• [SHORT TASK]
Copy out all of the material exactly as presented.
==== GIVEN INFORMATION
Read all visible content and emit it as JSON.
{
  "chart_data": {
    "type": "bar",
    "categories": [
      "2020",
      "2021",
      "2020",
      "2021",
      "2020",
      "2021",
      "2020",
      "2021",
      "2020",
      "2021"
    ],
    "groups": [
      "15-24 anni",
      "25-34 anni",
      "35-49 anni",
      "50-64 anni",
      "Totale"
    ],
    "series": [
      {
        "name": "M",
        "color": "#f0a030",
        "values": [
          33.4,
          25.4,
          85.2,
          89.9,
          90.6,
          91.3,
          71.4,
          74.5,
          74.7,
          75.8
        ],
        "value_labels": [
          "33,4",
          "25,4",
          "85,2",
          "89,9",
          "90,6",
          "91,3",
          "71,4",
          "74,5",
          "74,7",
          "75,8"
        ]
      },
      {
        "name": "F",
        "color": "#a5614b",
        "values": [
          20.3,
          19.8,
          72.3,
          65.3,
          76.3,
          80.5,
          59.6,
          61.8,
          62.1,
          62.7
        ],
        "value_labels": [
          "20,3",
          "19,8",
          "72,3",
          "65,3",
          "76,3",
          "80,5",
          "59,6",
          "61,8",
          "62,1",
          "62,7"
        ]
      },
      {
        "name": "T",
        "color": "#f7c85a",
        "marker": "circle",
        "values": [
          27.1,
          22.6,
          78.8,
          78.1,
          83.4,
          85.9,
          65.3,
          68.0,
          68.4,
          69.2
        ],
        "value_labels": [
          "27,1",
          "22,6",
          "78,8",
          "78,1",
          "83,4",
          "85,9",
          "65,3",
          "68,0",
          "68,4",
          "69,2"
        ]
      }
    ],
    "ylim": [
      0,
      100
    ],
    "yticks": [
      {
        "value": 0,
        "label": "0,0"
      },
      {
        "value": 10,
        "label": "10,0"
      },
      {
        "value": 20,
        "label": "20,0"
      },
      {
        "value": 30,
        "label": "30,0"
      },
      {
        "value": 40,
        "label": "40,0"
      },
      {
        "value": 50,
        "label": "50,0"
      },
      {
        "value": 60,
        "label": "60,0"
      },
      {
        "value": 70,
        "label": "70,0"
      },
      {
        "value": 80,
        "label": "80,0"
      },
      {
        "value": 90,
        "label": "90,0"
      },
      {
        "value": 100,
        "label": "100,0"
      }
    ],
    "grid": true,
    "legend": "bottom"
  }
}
========
• [SOLUTION FOR THIS EXERCISE]
Read all visible content and emit it as JSON.
{
  "chart_data": {
    "type": "bar",
    "categories": [
      "2020",
      "2021",
      "2020",
      "2021",
      "2020",
      "2021",
      "2020",
      "2021",
      "2020",
      "2021"
    ],
    "groups": [
      "15-24 anni",
      "25-34 anni",
      "35-49 anni",
      "50-64 anni",
      "Totale"
    ],
    "series": [
      {
        "name": "M",
        "color": "#f0a030",
        "values": [
          33.4,
          25.4,
          85.2,
          89.9,
          90.6,
          91.3,
          71.4,
          74.5,
          74.7,
          75.8
        ],
        "value_labels": [
          "33,4",
          "25,4",
          "85,2",
          "89,9",
          "90,6",
          "91,3",
          "71,4",
          "74,5",
          "74,7",
          "75,8"
        ]
      },
      {
        "name": "F",
        "color": "#a5614b",
        "values": [
          20.3,
          19.8,
          72.3,
          65.3,
          76.3,
          80.5,
          59.6,
          61.8,
          62.1,
          62.7
        ],
        "value_labels": [
          "20,3",
          "19,8",
          "72,3",
          "65,3",
          "76,3",
          "80,5",
          "59,6",
          "61,8",
          "62,1",
          "62,7"
        ]
      },
      {
        "name": "T",
        "color": "#f7c85a",
        "marker": "circle",
        "values": [
          27.1,
          22.6,
          78.8,
          78.1,
          83.4,
          85.9,
          65.3,
          68.0,
          68.4,
          69.2
        ],
        "value_labels": [
          "27,1",
          "22,6",
          "78,8",
          "78,1",
          "83,4",
          "85,9",
          "65,3",
          "68,0",
          "68,4",
          "69,2"
        ]
      }
    ],
    "ylim": [
      0,
      100
    ],
    "yticks": [
      {
        "value": 0,
        "label": "0,0"
      },
      {
        "value": 10,
        "label": "10,0"
      },
      {
        "value": 20,
        "label": "20,0"
      },
      {
        "value": 30,
        "label": "30,0"
      },
      {
        "value": 40,
        "label": "40,0"
      },
      {
        "value": 50,
        "label": "50,0"
      },
      {
        "value": 60,
        "label": "60,0"
      },
      {
        "value": 70,
        "label": "70,0"
      },
      {
        "value": 80,
        "label": "80,0"
      },
      {
        "value": 90,
        "label": "90,0"
      },
      {
        "value": 100,
        "label": "100,0"
      }
    ],
    "grid": true,
    "legend": "bottom"
  }
}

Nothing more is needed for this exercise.